Your instructions: Here are some entries; quote each one exactly.

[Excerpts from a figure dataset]

-------------------------

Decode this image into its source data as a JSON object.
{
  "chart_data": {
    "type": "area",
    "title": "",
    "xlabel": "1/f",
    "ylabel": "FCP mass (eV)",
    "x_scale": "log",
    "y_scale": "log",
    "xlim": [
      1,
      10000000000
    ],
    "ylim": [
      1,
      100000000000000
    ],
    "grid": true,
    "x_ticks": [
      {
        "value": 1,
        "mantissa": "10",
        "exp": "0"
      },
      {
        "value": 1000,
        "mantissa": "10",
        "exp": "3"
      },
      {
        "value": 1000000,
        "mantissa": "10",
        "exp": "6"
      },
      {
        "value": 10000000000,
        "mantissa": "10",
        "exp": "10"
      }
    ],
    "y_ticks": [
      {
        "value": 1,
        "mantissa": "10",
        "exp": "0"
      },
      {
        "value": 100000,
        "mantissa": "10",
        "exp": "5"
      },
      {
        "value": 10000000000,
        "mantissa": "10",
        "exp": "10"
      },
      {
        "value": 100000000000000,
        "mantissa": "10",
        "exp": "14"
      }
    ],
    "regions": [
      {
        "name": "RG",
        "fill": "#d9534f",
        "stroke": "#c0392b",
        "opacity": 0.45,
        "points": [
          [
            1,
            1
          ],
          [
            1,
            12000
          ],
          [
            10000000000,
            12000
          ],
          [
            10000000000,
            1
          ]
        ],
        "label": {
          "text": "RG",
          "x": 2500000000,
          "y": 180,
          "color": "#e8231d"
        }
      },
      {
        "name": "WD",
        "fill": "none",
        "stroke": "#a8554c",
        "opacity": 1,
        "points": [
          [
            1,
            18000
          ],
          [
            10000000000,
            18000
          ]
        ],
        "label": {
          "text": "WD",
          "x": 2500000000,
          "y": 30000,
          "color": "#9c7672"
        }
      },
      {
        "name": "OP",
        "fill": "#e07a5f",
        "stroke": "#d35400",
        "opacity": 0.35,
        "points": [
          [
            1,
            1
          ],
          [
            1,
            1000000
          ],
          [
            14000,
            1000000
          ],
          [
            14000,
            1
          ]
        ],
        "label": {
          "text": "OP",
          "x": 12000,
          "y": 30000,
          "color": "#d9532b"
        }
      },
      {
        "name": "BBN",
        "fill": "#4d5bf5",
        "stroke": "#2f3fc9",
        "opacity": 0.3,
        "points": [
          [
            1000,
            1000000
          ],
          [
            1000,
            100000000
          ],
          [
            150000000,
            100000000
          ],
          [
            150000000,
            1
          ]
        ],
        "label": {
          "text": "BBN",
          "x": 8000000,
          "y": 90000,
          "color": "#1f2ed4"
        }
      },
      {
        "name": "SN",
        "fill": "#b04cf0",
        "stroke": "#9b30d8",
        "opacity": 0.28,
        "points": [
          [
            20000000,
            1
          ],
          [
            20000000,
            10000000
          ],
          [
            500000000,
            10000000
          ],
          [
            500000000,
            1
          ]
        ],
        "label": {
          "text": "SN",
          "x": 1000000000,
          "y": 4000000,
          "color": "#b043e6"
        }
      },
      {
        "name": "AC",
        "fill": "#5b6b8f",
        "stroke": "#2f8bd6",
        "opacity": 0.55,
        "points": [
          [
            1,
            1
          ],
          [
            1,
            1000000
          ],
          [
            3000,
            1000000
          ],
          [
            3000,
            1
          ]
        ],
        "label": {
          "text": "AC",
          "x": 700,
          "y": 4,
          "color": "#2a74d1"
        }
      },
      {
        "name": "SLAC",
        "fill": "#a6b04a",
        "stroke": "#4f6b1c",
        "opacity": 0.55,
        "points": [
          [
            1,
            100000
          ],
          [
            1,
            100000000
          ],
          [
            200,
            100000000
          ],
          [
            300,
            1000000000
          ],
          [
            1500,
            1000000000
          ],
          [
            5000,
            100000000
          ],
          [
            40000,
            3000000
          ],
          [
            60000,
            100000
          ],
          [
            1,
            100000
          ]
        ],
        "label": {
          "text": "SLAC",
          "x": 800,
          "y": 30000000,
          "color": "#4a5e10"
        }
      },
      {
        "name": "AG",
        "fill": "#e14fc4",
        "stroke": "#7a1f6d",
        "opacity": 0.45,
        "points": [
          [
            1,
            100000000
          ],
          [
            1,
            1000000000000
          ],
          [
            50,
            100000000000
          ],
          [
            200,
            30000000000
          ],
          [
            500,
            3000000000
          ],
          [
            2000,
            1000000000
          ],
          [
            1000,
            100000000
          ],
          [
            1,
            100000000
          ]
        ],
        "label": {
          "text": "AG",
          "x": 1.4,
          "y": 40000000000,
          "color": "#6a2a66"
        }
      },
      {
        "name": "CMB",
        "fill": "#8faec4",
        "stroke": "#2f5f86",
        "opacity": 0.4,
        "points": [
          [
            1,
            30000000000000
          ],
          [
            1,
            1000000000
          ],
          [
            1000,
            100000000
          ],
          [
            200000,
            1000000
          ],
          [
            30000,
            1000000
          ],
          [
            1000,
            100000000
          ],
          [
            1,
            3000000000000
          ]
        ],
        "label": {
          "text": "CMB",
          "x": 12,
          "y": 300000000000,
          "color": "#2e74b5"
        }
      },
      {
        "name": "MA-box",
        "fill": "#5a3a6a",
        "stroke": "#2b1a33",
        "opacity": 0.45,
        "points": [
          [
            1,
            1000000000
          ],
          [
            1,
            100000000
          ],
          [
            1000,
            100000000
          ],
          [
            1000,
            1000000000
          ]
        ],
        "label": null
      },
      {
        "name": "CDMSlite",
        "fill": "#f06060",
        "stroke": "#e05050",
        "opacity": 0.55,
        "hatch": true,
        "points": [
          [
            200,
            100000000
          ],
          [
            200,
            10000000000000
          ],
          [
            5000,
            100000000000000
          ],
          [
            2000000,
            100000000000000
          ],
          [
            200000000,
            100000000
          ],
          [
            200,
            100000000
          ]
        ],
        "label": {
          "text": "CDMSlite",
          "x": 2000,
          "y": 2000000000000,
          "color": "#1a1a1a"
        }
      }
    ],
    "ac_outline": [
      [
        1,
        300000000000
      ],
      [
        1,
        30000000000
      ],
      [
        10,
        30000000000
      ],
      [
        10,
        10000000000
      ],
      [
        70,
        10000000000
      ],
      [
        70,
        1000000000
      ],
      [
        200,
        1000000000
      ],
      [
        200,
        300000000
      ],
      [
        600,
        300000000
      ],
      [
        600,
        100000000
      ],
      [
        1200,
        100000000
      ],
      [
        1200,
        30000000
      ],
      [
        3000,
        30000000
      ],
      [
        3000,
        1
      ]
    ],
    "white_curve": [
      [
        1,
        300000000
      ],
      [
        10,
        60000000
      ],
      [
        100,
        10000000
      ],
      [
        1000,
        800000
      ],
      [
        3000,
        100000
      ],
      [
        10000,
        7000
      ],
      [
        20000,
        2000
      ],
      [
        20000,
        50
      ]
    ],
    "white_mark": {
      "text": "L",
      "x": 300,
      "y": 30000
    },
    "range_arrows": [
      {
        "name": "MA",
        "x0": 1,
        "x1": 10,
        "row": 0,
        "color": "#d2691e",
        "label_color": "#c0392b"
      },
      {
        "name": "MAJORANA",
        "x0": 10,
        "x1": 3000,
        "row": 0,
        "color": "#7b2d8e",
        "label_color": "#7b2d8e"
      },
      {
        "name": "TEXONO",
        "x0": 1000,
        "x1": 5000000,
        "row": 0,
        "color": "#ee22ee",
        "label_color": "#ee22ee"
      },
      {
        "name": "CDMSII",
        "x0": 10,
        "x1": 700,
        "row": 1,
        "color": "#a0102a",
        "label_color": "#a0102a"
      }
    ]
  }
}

-------------------------

Finished exercise:
Decode this image into its source data as a JSON object.
{
  "chart_data": {
    "type": "area",
    "title": "",
    "xlabel": "1/f",
    "ylabel": "FCP mass (eV)",
    "x_scale": "log",
    "y_scale": "log",
    "xlim": [
      1,
      10000000000
    ],
    "ylim": [
      1,
      100000000000000
    ],
    "grid": true,
    "x_ticks": [
      {
        "value": 1,
        "mantissa": "10",
        "exp": "0"
      },
      {
        "value": 1000,
        "mantissa": "10",
        "exp": "3"
      },
      {
        "value": 1000000,
        "mantissa": "10",
        "exp": "6"
      },
      {
        "value": 10000000000,
        "mantissa": "10",
        "exp": "10"
      }
    ],
    "y_ticks": [
      {
        "value": 1,
        "mantissa": "10",
        "exp": "0"
      },
      {
        "value": 100000,
        "mantissa": "10",
        "exp": "5"
      },
      {
        "value": 10000000000,
        "mantissa": "10",
        "exp": "10"
      },
      {
        "value": 100000000000000,
        "mantissa": "10",
        "exp": "14"
      }
    ],
    "regions": [
      {
        "name": "RG",
        "fill": "#d9534f",
        "stroke": "#c0392b",
        "opacity": 0.45,
        "points": [
          [
            1,
            1
          ],
          [
            1,
            12000
          ],
          [
            10000000000,
            12000
          ],
          [
            10000000000,
            1
          ]
        ],
        "label": {
          "text": "RG",
          "x": 2500000000,
          "y": 180,
          "color": "#e8231d"
        }
      },
      {
        "name": "WD",
        "fill": "none",
        "stroke": "#a8554c",
        "opacity": 1,
        "points": [
          [
            1,
            18000
          ],
          [
            10000000000,
            18000
          ]
        ],
        "label": {
          "text": "WD",
          "x": 2500000000,
          "y": 30000,
          "color": "#9c7672"
        }
      },
      {
        "name": "OP",
        "fill": "#e07a5f",
        "stroke": "#d35400",
        "opacity": 0.35,
        "points": [
          [
            1,
            1
          ],
          [
            1,
            1000000
          ],
          [
            14000,
            1000000
          ],
          [
            14000,
            1
          ]
        ],
        "label": {
          "text": "OP",
          "x": 12000,
          "y": 30000,
          "color": "#d9532b"
        }
      },
      {
        "name": "BBN",
        "fill": "#4d5bf5",
        "stroke": "#2f3fc9",
        "opacity": 0.3,
        "points": [
          [
            1000,
            1000000
          ],
          [
            1000,
            100000000
          ],
          [
            150000000,
            100000000
          ],
          [
            150000000,
            1
          ]
        ],
        "label": {
          "text": "BBN",
          "x": 8000000,
          "y": 90000,
          "color": "#1f2ed4"
        }
      },
      {
        "name": "SN",
        "fill": "#b04cf0",
        "stroke": "#9b30d8",
        "opacity": 0.28,
        "points": [
          [
            20000000,
            1
          ],
          [
            20000000,
            10000000
          ],
          [
            500000000,
            10000000
          ],
          [
            500000000,
            1
          ]
        ],
        "label": {
          "text": "SN",
          "x": 1000000000,
          "y": 4000000,
          "color": "#b043e6"
        }
      },
      {
        "name": "AC",
        "fill": "#5b6b8f",
        "stroke": "#2f8bd6",
        "opacity": 0.55,
        "points": [
          [
            1,
            1
          ],
          [
            1,
            1000000
          ],
          [
            3000,
            1000000
          ],
          [
            3000,
            1
          ]
        ],
        "label": {
          "text": "AC",
          "x": 700,
          "y": 4,
          "color": "#2a74d1"
        }
      },
      {
        "name": "SLAC",
        "fill": "#a6b04a",
        "stroke": "#4f6b1c",
        "opacity": 0.55,
        "points": [
          [
            1,
            100000
          ],
          [
            1,
            100000000
          ],
          [
            200,
            100000000
          ],
          [
            300,
            1000000000
          ],
          [
            1500,
            1000000000
          ],
          [
            5000,
            100000000
          ],
          [
            40000,
            3000000
          ],
          [
            60000,
            100000
          ],
          [
            1,
            100000
          ]
        ],
        "label": {
          "text": "SLAC",
          "x": 800,
          "y": 30000000,
          "color": "#4a5e10"
        }
      },
      {
        "name": "AG",
        "fill": "#e14fc4",
        "stroke": "#7a1f6d",
        "opacity": 0.45,
        "points": [
          [
            1,
            100000000
          ],
          [
            1,
            1000000000000
          ],
          [
            50,
            100000000000
          ],
          [
            200,
            30000000000
          ],
          [
            500,
            3000000000
          ],
          [
            2000,
            1000000000
          ],
          [
            1000,
            100000000
          ],
          [
            1,
            100000000
          ]
        ],
        "label": {
          "text": "AG",
          "x": 1.4,
          "y": 40000000000,
          "color": "#6a2a66"
        }
      },
      {
        "name": "CMB",
        "fill": "#8faec4",
        "stroke": "#2f5f86",
        "opacity": 0.4,
        "points": [
          [
            1,
            30000000000000
          ],
          [
            1,
            1000000000
          ],
          [
            1000,
            100000000
          ],
          [
            200000,
            1000000
          ],
          [
            30000,
            1000000
          ],
          [
            1000,
            100000000
          ],
          [
            1,
            3000000000000
          ]
        ],
        "label": {
          "text": "CMB",
          "x": 12,
          "y": 300000000000,
          "color": "#2e74b5"
        }
      },
      {
        "name": "MA-box",
        "fill": "#5a3a6a",
        "stroke": "#2b1a33",
        "opacity": 0.45,
        "points": [
          [
            1,
            1000000000
          ],
          [
            1,
            100000000
          ],
          [
            1000,
            100000000
          ],
          [
            1000,
            1000000000
          ]
        ],
        "label": null
      },
      {
        "name": "CDMSlite",
        "fill": "#f06060",
        "stroke": "#e05050",
        "opacity": 0.55,
        "hatch": true,
        "points": [
          [
            200,
            100000000
          ],
          [
            200,
            10000000000000
          ],
          [
            5000,
            100000000000000
          ],
          [
            2000000,
            100000000000000
          ],
          [
            200000000,
            100000000
          ],
          [
            200,
            100000000
          ]
        ],
        "label": {
          "text": "CDMSlite",
          "x": 2000,
          "y": 2000000000000,
          "color": "#1a1a1a"
        }
      }
    ],
    "ac_outline": [
      [
        1,
        300000000000
      ],
      [
        1,
        30000000000
      ],
      [
        10,
        30000000000
      ],
      [
        10,
        10000000000
      ],
      [
        70,
        10000000000
      ],
      [
        70,
        1000000000
      ],
      [
        200,
        1000000000
      ],
      [
        200,
        300000000
      ],
      [
        600,
        300000000
      ],
      [
        600,
        100000000
      ],
      [
        1200,
        100000000
      ],
      [
        1200,
        30000000
      ],
      [
        3000,
        30000000
      ],
      [
        3000,
        1
      ]
    ],
    "white_curve": [
      [
        1,
        300000000
      ],
      [
        10,
        60000000
      ],
      [
        100,
        10000000
      ],
      [
        1000,
        800000
      ],
      [
        3000,
        100000
      ],
      [
        10000,
        7000
      ],
      [
        20000,
        2000
      ],
      [
        20000,
        50
      ]
    ],
    "white_mark": {
      "text": "L",
      "x": 300,
      "y": 30000
    },
    "range_arrows": [
      {
        "name": "MA",
        "x0": 1,
        "x1": 10,
        "row": 0,
        "color": "#d2691e",
        "label_color": "#c0392b"
      },
      {
        "name": "MAJORANA",
        "x0": 10,
        "x1": 3000,
        "row": 0,
        "color": "#7b2d8e",
        "label_color": "#7b2d8e"
      },
      {
        "name": "TEXONO",
        "x0": 1000,
        "x1": 5000000,
        "row": 0,
        "color": "#ee22ee",
        "label_color": "#ee22ee"
      },
      {
        "name": "CDMSII",
        "x0": 10,
        "x1": 700,
        "row": 1,
        "color": "#a0102a",
        "label_color": "#a0102a"
      }
    ]
  }
}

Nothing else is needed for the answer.